[Given problem] Everything from the line containing "Transcribe the text in this document." through the last line of the records must be returned verbatim, and nothing outside that range.

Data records
——————
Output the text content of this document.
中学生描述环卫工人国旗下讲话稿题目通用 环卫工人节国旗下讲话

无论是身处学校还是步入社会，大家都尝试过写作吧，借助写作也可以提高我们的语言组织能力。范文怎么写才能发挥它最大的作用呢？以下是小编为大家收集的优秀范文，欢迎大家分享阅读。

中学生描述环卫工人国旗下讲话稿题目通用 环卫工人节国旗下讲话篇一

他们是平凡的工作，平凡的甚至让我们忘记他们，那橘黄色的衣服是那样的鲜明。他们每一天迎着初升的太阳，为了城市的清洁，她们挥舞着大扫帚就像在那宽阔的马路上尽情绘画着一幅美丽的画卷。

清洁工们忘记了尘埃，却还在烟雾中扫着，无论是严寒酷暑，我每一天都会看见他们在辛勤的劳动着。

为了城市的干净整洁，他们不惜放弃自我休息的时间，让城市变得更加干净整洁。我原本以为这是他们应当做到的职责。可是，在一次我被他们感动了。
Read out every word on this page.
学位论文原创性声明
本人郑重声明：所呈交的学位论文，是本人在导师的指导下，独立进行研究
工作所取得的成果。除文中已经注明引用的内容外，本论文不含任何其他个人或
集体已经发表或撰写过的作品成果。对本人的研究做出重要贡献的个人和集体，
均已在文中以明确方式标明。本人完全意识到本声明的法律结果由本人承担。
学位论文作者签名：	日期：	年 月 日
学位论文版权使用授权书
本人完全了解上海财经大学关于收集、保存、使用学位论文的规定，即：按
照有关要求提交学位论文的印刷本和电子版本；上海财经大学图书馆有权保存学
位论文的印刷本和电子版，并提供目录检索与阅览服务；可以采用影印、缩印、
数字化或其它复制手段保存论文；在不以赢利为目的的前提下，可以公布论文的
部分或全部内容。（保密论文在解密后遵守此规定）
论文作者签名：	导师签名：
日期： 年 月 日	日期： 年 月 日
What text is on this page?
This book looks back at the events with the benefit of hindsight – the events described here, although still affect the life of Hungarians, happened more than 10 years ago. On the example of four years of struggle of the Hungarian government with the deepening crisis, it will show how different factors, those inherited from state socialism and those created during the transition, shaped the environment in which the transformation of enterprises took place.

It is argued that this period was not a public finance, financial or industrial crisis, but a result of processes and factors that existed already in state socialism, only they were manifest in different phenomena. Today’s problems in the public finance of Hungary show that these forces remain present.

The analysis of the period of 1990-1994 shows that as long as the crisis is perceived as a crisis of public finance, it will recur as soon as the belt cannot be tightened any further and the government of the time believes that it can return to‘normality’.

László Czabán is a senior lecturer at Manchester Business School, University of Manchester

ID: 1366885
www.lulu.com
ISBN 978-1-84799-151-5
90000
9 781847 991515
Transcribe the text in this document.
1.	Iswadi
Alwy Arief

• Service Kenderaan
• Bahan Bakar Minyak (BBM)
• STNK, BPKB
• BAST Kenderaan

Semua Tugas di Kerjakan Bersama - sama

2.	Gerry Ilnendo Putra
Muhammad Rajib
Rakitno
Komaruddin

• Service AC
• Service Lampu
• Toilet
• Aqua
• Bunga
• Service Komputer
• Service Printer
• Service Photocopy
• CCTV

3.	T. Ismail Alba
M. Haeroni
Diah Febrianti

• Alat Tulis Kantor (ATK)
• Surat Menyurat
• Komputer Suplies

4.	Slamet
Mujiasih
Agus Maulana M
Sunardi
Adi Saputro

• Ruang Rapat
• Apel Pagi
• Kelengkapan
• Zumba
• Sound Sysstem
——————
[Solution to the problem]
Transcribe the text in this document.
1.	Iswadi
Alwy Arief

• Service Kenderaan
• Bahan Bakar Minyak (BBM)
• STNK, BPKB
• BAST Kenderaan

Semua Tugas di Kerjakan Bersama - sama

2.	Gerry Ilnendo Putra
Muhammad Rajib
Rakitno
Komaruddin

• Service AC
• Service Lampu
• Toilet
• Aqua
• Bunga
• Service Komputer
• Service Printer
• Service Photocopy
• CCTV

3.	T. Ismail Alba
M. Haeroni
Diah Febrianti

• Alat Tulis Kantor (ATK)
• Surat Menyurat
• Komputer Suplies

4.	Slamet
Mujiasih
Agus Maulana M
Sunardi
Adi Saputro

• Ruang Rapat
• Apel Pagi
• Kelengkapan
• Zumba
• Sound Sysstem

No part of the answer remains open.